» Problem requirements: Exactly reproduce each entry, leaving out nothing.
═══ Data supplied ═══
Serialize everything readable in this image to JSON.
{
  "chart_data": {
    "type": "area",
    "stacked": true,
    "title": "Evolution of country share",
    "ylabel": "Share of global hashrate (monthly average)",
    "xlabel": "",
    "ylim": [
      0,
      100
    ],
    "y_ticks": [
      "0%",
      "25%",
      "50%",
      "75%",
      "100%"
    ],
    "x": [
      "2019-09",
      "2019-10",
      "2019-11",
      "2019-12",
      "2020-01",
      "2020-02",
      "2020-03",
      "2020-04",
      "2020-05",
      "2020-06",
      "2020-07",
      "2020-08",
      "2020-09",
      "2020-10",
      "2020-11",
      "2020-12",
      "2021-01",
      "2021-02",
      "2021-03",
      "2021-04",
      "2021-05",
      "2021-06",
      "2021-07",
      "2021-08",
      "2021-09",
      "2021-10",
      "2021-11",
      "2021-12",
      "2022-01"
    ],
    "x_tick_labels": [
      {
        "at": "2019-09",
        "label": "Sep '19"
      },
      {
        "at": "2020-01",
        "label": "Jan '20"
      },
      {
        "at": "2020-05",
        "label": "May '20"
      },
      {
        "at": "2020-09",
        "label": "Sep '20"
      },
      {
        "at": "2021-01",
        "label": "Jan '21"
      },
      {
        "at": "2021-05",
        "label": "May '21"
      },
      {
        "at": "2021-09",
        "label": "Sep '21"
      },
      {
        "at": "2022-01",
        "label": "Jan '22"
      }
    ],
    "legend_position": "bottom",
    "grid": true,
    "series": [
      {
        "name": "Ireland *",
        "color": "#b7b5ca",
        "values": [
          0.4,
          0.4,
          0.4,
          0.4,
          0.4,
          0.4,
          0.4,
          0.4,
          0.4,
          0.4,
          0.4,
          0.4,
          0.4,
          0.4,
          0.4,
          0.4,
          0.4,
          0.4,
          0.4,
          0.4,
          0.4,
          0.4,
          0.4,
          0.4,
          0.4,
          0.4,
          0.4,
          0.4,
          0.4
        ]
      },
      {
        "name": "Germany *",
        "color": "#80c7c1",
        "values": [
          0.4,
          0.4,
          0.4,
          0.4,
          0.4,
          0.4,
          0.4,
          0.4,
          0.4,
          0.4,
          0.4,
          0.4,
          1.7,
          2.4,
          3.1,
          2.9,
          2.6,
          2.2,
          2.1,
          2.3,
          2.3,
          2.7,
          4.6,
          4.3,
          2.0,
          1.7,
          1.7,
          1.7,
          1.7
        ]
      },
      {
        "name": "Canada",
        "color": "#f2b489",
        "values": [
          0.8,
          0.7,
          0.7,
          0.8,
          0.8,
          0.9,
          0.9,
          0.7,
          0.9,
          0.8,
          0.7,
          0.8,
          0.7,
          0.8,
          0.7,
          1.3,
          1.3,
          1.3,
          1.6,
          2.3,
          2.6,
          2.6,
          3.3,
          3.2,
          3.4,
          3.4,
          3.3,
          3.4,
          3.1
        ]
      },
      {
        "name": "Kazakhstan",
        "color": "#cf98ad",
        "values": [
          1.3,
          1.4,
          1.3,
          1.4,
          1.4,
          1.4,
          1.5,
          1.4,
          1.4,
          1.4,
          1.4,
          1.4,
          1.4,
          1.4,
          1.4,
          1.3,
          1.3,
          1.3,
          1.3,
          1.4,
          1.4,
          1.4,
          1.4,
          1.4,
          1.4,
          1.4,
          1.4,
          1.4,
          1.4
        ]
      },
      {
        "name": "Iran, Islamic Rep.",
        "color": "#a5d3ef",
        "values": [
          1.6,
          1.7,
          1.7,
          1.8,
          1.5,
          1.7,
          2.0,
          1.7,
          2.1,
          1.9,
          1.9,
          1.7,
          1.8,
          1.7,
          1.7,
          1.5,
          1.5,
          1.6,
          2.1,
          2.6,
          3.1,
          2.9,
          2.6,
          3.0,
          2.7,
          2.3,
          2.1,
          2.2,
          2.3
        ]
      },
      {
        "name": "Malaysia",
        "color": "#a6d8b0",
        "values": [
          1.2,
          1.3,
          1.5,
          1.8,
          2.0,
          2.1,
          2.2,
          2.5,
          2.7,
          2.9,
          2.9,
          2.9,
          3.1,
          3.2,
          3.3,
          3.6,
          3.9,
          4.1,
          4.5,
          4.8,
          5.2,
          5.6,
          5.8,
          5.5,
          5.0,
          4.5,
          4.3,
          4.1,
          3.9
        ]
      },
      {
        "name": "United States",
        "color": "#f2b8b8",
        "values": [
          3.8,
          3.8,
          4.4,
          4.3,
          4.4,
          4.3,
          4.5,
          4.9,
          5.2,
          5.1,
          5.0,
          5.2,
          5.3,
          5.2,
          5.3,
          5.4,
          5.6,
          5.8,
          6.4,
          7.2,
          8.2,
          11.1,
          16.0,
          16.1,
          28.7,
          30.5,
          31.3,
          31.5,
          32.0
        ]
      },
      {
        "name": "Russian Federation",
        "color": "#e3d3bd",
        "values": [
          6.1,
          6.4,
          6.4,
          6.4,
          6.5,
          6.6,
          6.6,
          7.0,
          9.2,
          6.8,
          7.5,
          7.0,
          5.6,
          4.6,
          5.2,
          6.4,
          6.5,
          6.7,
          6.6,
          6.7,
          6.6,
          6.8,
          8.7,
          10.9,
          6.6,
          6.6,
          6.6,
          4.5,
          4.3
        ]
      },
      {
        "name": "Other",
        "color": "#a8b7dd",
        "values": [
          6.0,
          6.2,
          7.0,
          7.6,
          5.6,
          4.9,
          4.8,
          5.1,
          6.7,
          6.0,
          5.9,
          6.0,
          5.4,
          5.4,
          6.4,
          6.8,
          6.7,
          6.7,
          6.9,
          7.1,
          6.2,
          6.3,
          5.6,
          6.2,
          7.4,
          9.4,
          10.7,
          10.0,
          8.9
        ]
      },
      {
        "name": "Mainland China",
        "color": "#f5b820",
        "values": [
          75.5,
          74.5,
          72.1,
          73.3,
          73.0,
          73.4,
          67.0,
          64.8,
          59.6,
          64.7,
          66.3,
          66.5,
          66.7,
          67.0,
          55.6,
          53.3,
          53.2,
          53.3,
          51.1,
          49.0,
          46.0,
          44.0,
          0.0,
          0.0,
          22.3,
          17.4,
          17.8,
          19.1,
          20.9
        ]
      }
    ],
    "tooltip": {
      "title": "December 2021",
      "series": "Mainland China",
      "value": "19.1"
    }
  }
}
═══
» Exercise response:
Serialize everything readable in this image to JSON.
{
  "chart_data": {
    "type": "area",
    "stacked": true,
    "title": "Evolution of country share",
    "ylabel": "Share of global hashrate (monthly average)",
    "xlabel": "",
    "ylim": [
      0,
      100
    ],
    "y_ticks": [
      "0%",
      "25%",
      "50%",
      "75%",
      "100%"
    ],
    "x": [
      "2019-09",
      "2019-10",
      "2019-11",
      "2019-12",
      "2020-01",
      "2020-02",
      "2020-03",
      "2020-04",
      "2020-05",
      "2020-06",
      "2020-07",
      "2020-08",
      "2020-09",
      "2020-10",
      "2020-11",
      "2020-12",
      "2021-01",
      "2021-02",
      "2021-03",
      "2021-04",
      "2021-05",
      "2021-06",
      "2021-07",
      "2021-08",
      "2021-09",
      "2021-10",
      "2021-11",
      "2021-12",
      "2022-01"
    ],
    "x_tick_labels": [
      {
        "at": "2019-09",
        "label": "Sep '19"
      },
      {
        "at": "2020-01",
        "label": "Jan '20"
      },
      {
        "at": "2020-05",
        "label": "May '20"
      },
      {
        "at": "2020-09",
        "label": "Sep '20"
      },
      {
        "at": "2021-01",
        "label": "Jan '21"
      },
      {
        "at": "2021-05",
        "label": "May '21"
      },
      {
        "at": "2021-09",
        "label": "Sep '21"
      },
      {
        "at": "2022-01",
        "label": "Jan '22"
      }
    ],
    "legend_position": "bottom",
    "grid": true,
    "series": [
      {
        "name": "Ireland *",
        "color": "#b7b5ca",
        "values": [
          0.4,
          0.4,
          0.4,
          0.4,
          0.4,
          0.4,
          0.4,
          0.4,
          0.4,
          0.4,
          0.4,
          0.4,
          0.4,
          0.4,
          0.4,
          0.4,
          0.4,
          0.4,
          0.4,
          0.4,
          0.4,
          0.4,
          0.4,
          0.4,
          0.4,
          0.4,
          0.4,
          0.4,
          0.4
        ]
      },
      {
        "name": "Germany *",
        "color": "#80c7c1",
        "values": [
          0.4,
          0.4,
          0.4,
          0.4,
          0.4,
          0.4,
          0.4,
          0.4,
          0.4,
          0.4,
          0.4,
          0.4,
          1.7,
          2.4,
          3.1,
          2.9,
          2.6,
          2.2,
          2.1,
          2.3,
          2.3,
          2.7,
          4.6,
          4.3,
          2.0,
          1.7,
          1.7,
          1.7,
          1.7
        ]
      },
      {
        "name": "Canada",
        "color": "#f2b489",
        "values": [
          0.8,
          0.7,
          0.7,
          0.8,
          0.8,
          0.9,
          0.9,
          0.7,
          0.9,
          0.8,
          0.7,
          0.8,
          0.7,
          0.8,
          0.7,
          1.3,
          1.3,
          1.3,
          1.6,
          2.3,
          2.6,
          2.6,
          3.3,
          3.2,
          3.4,
          3.4,
          3.3,
          3.4,
          3.1
        ]
      },
      {
        "name": "Kazakhstan",
        "color": "#cf98ad",
        "values": [
          1.3,
          1.4,
          1.3,
          1.4,
          1.4,
          1.4,
          1.5,
          1.4,
          1.4,
          1.4,
          1.4,
          1.4,
          1.4,
          1.4,
          1.4,
          1.3,
          1.3,
          1.3,
          1.3,
          1.4,
          1.4,
          1.4,
          1.4,
          1.4,
          1.4,
          1.4,
          1.4,
          1.4,
          1.4
        ]
      },
      {
        "name": "Iran, Islamic Rep.",
        "color": "#a5d3ef",
        "values": [
          1.6,
          1.7,
          1.7,
          1.8,
          1.5,
          1.7,
          2.0,
          1.7,
          2.1,
          1.9,
          1.9,
          1.7,
          1.8,
          1.7,
          1.7,
          1.5,
          1.5,
          1.6,
          2.1,
          2.6,
          3.1,
          2.9,
          2.6,
          3.0,
          2.7,
          2.3,
          2.1,
          2.2,
          2.3
        ]
      },
      {
        "name": "Malaysia",
        "color": "#a6d8b0",
        "values": [
          1.2,
          1.3,
          1.5,
          1.8,
          2.0,
          2.1,
          2.2,
          2.5,
          2.7,
          2.9,
          2.9,
          2.9,
          3.1,
          3.2,
          3.3,
          3.6,
          3.9,
          4.1,
          4.5,
          4.8,
          5.2,
          5.6,
          5.8,
          5.5,
          5.0,
          4.5,
          4.3,
          4.1,
          3.9
        ]
      },
      {
        "name": "United States",
        "color": "#f2b8b8",
        "values": [
          3.8,
          3.8,
          4.4,
          4.3,
          4.4,
          4.3,
          4.5,
          4.9,
          5.2,
          5.1,
          5.0,
          5.2,
          5.3,
          5.2,
          5.3,
          5.4,
          5.6,
          5.8,
          6.4,
          7.2,
          8.2,
          11.1,
          16.0,
          16.1,
          28.7,
          30.5,
          31.3,
          31.5,
          32.0
        ]
      },
      {
        "name": "Russian Federation",
        "color": "#e3d3bd",
        "values": [
          6.1,
          6.4,
          6.4,
          6.4,
          6.5,
          6.6,
          6.6,
          7.0,
          9.2,
          6.8,
          7.5,
          7.0,
          5.6,
          4.6,
          5.2,
          6.4,
          6.5,
          6.7,
          6.6,
          6.7,
          6.6,
          6.8,
          8.7,
          10.9,
          6.6,
          6.6,
          6.6,
          4.5,
          4.3
        ]
      },
      {
        "name": "Other",
        "color": "#a8b7dd",
        "values": [
          6.0,
          6.2,
          7.0,
          7.6,
          5.6,
          4.9,
          4.8,
          5.1,
          6.7,
          6.0,
          5.9,
          6.0,
          5.4,
          5.4,
          6.4,
          6.8,
          6.7,
          6.7,
          6.9,
          7.1,
          6.2,
          6.3,
          5.6,
          6.2,
          7.4,
          9.4,
          10.7,
          10.0,
          8.9
        ]
      },
      {
        "name": "Mainland China",
        "color": "#f5b820",
        "values": [
          75.5,
          74.5,
          72.1,
          73.3,
          73.0,
          73.4,
          67.0,
          64.8,
          59.6,
          64.7,
          66.3,
          66.5,
          66.7,
          67.0,
          55.6,
          53.3,
          53.2,
          53.3,
          51.1,
          49.0,
          46.0,
          44.0,
          0.0,
          0.0,
          22.3,
          17.4,
          17.8,
          19.1,
          20.9
        ]
      }
    ],
    "tooltip": {
      "title": "December 2021",
      "series": "Mainland China",
      "value": "19.1"
    }
  }
}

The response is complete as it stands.